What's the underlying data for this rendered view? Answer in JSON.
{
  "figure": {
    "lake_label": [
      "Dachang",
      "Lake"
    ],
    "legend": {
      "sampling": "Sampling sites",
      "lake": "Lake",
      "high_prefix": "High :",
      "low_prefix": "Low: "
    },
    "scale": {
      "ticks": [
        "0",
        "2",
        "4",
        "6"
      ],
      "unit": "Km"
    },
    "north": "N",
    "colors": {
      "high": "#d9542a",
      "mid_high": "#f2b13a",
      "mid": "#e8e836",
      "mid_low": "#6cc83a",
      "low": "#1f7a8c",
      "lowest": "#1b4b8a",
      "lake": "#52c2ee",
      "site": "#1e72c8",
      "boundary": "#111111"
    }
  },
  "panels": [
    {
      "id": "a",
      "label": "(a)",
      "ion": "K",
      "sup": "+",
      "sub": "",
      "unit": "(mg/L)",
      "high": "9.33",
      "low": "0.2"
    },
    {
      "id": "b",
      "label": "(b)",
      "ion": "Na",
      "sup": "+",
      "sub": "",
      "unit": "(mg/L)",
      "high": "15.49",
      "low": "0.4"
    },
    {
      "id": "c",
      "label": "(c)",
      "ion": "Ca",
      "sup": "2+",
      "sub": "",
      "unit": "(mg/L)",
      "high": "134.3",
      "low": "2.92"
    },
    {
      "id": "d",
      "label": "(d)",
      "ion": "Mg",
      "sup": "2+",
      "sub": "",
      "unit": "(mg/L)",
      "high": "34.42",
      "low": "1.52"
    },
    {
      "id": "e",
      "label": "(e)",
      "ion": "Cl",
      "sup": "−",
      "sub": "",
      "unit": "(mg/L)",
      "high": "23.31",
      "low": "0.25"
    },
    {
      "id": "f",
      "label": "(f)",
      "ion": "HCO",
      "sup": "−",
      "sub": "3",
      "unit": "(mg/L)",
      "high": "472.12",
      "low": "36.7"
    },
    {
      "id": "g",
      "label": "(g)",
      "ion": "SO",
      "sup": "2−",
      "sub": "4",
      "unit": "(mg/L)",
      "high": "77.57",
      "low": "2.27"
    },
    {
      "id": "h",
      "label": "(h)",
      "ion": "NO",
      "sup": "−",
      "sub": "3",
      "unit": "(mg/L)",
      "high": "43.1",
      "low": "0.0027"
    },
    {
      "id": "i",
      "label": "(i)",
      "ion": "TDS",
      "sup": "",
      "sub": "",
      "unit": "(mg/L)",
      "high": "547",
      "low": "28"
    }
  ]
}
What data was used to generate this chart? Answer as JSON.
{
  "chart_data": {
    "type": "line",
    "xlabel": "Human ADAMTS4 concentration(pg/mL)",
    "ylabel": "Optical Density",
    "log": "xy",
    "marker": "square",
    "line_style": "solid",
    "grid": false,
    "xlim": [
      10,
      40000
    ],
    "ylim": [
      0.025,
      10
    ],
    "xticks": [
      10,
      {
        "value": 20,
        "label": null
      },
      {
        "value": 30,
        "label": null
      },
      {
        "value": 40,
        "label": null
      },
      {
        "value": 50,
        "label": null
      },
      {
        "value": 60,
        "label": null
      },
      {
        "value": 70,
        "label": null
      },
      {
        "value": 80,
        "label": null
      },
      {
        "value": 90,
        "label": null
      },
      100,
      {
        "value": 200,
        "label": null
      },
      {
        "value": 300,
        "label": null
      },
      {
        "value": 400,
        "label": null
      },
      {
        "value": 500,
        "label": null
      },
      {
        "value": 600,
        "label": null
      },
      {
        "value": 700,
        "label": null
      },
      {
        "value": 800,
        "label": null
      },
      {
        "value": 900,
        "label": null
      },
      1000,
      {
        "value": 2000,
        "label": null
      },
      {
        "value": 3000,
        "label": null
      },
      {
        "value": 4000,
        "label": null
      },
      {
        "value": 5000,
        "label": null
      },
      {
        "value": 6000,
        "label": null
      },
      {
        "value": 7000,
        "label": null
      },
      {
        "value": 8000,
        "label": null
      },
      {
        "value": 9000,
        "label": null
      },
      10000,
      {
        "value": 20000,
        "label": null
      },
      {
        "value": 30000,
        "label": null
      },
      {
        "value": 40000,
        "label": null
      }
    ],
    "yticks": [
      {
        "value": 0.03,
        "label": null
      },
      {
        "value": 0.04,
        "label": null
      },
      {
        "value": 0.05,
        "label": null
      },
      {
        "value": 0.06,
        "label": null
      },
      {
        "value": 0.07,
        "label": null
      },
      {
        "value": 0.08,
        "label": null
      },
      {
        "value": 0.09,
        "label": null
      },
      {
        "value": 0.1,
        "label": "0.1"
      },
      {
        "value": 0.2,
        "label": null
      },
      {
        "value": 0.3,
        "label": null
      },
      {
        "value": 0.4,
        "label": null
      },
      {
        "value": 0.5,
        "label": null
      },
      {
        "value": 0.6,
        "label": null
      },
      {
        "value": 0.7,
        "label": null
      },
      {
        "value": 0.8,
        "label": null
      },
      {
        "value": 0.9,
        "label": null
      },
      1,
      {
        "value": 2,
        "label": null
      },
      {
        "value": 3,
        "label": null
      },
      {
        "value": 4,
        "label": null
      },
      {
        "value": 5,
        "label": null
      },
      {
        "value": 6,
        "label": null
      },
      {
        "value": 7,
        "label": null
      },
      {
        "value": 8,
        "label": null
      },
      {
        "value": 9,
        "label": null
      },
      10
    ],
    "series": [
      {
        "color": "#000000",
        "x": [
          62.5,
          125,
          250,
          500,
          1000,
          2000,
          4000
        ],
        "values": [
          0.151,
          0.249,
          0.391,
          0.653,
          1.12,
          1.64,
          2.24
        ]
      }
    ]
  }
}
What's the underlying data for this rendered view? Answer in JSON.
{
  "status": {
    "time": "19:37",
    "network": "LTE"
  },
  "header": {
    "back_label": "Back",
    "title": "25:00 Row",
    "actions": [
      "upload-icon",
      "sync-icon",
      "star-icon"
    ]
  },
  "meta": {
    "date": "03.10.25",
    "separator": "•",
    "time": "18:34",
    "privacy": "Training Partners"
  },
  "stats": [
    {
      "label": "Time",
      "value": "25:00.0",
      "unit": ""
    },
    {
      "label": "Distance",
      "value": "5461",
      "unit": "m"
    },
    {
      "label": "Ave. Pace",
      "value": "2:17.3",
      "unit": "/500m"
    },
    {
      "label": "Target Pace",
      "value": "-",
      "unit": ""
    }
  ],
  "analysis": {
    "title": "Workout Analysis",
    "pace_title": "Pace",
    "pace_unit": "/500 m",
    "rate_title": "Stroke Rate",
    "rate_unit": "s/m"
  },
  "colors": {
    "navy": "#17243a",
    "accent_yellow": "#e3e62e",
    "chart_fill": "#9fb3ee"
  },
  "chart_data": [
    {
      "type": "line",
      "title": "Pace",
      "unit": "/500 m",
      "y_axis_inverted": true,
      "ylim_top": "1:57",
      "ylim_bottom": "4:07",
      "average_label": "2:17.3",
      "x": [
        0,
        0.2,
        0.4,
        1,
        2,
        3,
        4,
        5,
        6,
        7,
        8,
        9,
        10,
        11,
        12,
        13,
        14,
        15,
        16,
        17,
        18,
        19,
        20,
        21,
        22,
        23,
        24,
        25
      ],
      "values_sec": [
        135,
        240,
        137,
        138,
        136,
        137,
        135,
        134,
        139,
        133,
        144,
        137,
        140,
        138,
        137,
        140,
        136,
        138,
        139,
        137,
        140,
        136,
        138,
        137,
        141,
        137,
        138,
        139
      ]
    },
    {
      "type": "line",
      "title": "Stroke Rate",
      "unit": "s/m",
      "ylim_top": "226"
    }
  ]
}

--------------------------------

**Task statement**.
Print out the whole listing exactly as it appears.

**Exercise response**.
What's the underlying data for this rendered view? Answer in JSON.
{
  "figure": {
    "lake_label": [
      "Dachang",
      "Lake"
    ],
    "legend": {
      "sampling": "Sampling sites",
      "lake": "Lake",
      "high_prefix": "High :",
      "low_prefix": "Low: "
    },
    "scale": {
      "ticks": [
        "0",
        "2",
        "4",
        "6"
      ],
      "unit": "Km"
    },
    "north": "N",
    "colors": {
      "high": "#d9542a",
      "mid_high": "#f2b13a",
      "mid": "#e8e836",
      "mid_low": "#6cc83a",
      "low": "#1f7a8c",
      "lowest": "#1b4b8a",
      "lake": "#52c2ee",
      "site": "#1e72c8",
      "boundary": "#111111"
    }
  },
  "panels": [
    {
      "id": "a",
      "label": "(a)",
      "ion": "K",
      "sup": "+",
      "sub": "",
      "unit": "(mg/L)",
      "high": "9.33",
      "low": "0.2"
    },
    {
      "id": "b",
      "label": "(b)",
      "ion": "Na",
      "sup": "+",
      "sub": "",
      "unit": "(mg/L)",
      "high": "15.49",
      "low": "0.4"
    },
    {
      "id": "c",
      "label": "(c)",
      "ion": "Ca",
      "sup": "2+",
      "sub": "",
      "unit": "(mg/L)",
      "high": "134.3",
      "low": "2.92"
    },
    {
      "id": "d",
      "label": "(d)",
      "ion": "Mg",
      "sup": "2+",
      "sub": "",
      "unit": "(mg/L)",
      "high": "34.42",
      "low": "1.52"
    },
    {
      "id": "e",
      "label": "(e)",
      "ion": "Cl",
      "sup": "−",
      "sub": "",
      "unit": "(mg/L)",
      "high": "23.31",
      "low": "0.25"
    },
    {
      "id": "f",
      "label": "(f)",
      "ion": "HCO",
      "sup": "−",
      "sub": "3",
      "unit": "(mg/L)",
      "high": "472.12",
      "low": "36.7"
    },
    {
      "id": "g",
      "label": "(g)",
      "ion": "SO",
      "sup": "2−",
      "sub": "4",
      "unit": "(mg/L)",
      "high": "77.57",
      "low": "2.27"
    },
    {
      "id": "h",
      "label": "(h)",
      "ion": "NO",
      "sup": "−",
      "sub": "3",
      "unit": "(mg/L)",
      "high": "43.1",
      "low": "0.0027"
    },
    {
      "id": "i",
      "label": "(i)",
      "ion": "TDS",
      "sup": "",
      "sub": "",
      "unit": "(mg/L)",
      "high": "547",
      "low": "28"
    }
  ]
}
What data was used to generate this chart? Answer as JSON.
{
  "chart_data": {
    "type": "line",
    "xlabel": "Human ADAMTS4 concentration(pg/mL)",
    "ylabel": "Optical Density",
    "log": "xy",
    "marker": "square",
    "line_style": "solid",
    "grid": false,
    "xlim": [
      10,
      40000
    ],
    "ylim": [
      0.025,
      10
    ],
    "xticks": [
      10,
      {
        "value": 20,
        "label": null
      },
      {
        "value": 30,
        "label": null
      },
      {
        "value": 40,
        "label": null
      },
      {
        "value": 50,
        "label": null
      },
      {
        "value": 60,
        "label": null
      },
      {
        "value": 70,
        "label": null
      },
      {
        "value": 80,
        "label": null
      },
      {
        "value": 90,
        "label": null
      },
      100,
      {
        "value": 200,
        "label": null
      },
      {
        "value": 300,
        "label": null
      },
      {
        "value": 400,
        "label": null
      },
      {
        "value": 500,
        "label": null
      },
      {
        "value": 600,
        "label": null
      },
      {
        "value": 700,
        "label": null
      },
      {
        "value": 800,
        "label": null
      },
      {
        "value": 900,
        "label": null
      },
      1000,
      {
        "value": 2000,
        "label": null
      },
      {
        "value": 3000,
        "label": null
      },
      {
        "value": 4000,
        "label": null
      },
      {
        "value": 5000,
        "label": null
      },
      {
        "value": 6000,
        "label": null
      },
      {
        "value": 7000,
        "label": null
      },
      {
        "value": 8000,
        "label": null
      },
      {
        "value": 9000,
        "label": null
      },
      10000,
      {
        "value": 20000,
        "label": null
      },
      {
        "value": 30000,
        "label": null
      },
      {
        "value": 40000,
        "label": null
      }
    ],
    "yticks": [
      {
        "value": 0.03,
        "label": null
      },
      {
        "value": 0.04,
        "label": null
      },
      {
        "value": 0.05,
        "label": null
      },
      {
        "value": 0.06,
        "label": null
      },
      {
        "value": 0.07,
        "label": null
      },
      {
        "value": 0.08,
        "label": null
      },
      {
        "value": 0.09,
        "label": null
      },
      {
        "value": 0.1,
        "label": "0.1"
      },
      {
        "value": 0.2,
        "label": null
      },
      {
        "value": 0.3,
        "label": null
      },
      {
        "value": 0.4,
        "label": null
      },
      {
        "value": 0.5,
        "label": null
      },
      {
        "value": 0.6,
        "label": null
      },
      {
        "value": 0.7,
        "label": null
      },
      {
        "value": 0.8,
        "label": null
      },
      {
        "value": 0.9,
        "label": null
      },
      1,
      {
        "value": 2,
        "label": null
      },
      {
        "value": 3,
        "label": null
      },
      {
        "value": 4,
        "label": null
      },
      {
        "value": 5,
        "label": null
      },
      {
        "value": 6,
        "label": null
      },
      {
        "value": 7,
        "label": null
      },
      {
        "value": 8,
        "label": null
      },
      {
        "value": 9,
        "label": null
      },
      10
    ],
    "series": [
      {
        "color": "#000000",
        "x": [
          62.5,
          125,
          250,
          500,
          1000,
          2000,
          4000
        ],
        "values": [
          0.151,
          0.249,
          0.391,
          0.653,
          1.12,
          1.64,
          2.24
        ]
      }
    ]
  }
}
What's the underlying data for this rendered view? Answer in JSON.
{
  "status": {
    "time": "19:37",
    "network": "LTE"
  },
  "header": {
    "back_label": "Back",
    "title": "25:00 Row",
    "actions": [
      "upload-icon",
      "sync-icon",
      "star-icon"
    ]
  },
  "meta": {
    "date": "03.10.25",
    "separator": "•",
    "time": "18:34",
    "privacy": "Training Partners"
  },
  "stats": [
    {
      "label": "Time",
      "value": "25:00.0",
      "unit": ""
    },
    {
      "label": "Distance",
      "value": "5461",
      "unit": "m"
    },
    {
      "label": "Ave. Pace",
      "value": "2:17.3",
      "unit": "/500m"
    },
    {
      "label": "Target Pace",
      "value": "-",
      "unit": ""
    }
  ],
  "analysis": {
    "title": "Workout Analysis",
    "pace_title": "Pace",
    "pace_unit": "/500 m",
    "rate_title": "Stroke Rate",
    "rate_unit": "s/m"
  },
  "colors": {
    "navy": "#17243a",
    "accent_yellow": "#e3e62e",
    "chart_fill": "#9fb3ee"
  },
  "chart_data": [
    {
      "type": "line",
      "title": "Pace",
      "unit": "/500 m",
      "y_axis_inverted": true,
      "ylim_top": "1:57",
      "ylim_bottom": "4:07",
      "average_label": "2:17.3",
      "x": [
        0,
        0.2,
        0.4,
        1,
        2,
        3,
        4,
        5,
        6,
        7,
        8,
        9,
        10,
        11,
        12,
        13,
        14,
        15,
        16,
        17,
        18,
        19,
        20,
        21,
        22,
        23,
        24,
        25
      ],
      "values_sec": [
        135,
        240,
        137,
        138,
        136,
        137,
        135,
        134,
        139,
        133,
        144,
        137,
        140,
        138,
        137,
        140,
        136,
        138,
        139,
        137,
        140,
        136,
        138,
        137,
        141,
        137,
        138,
        139
      ]
    },
    {
      "type": "line",
      "title": "Stroke Rate",
      "unit": "s/m",
      "ylim_top": "226"
    }
  ]
}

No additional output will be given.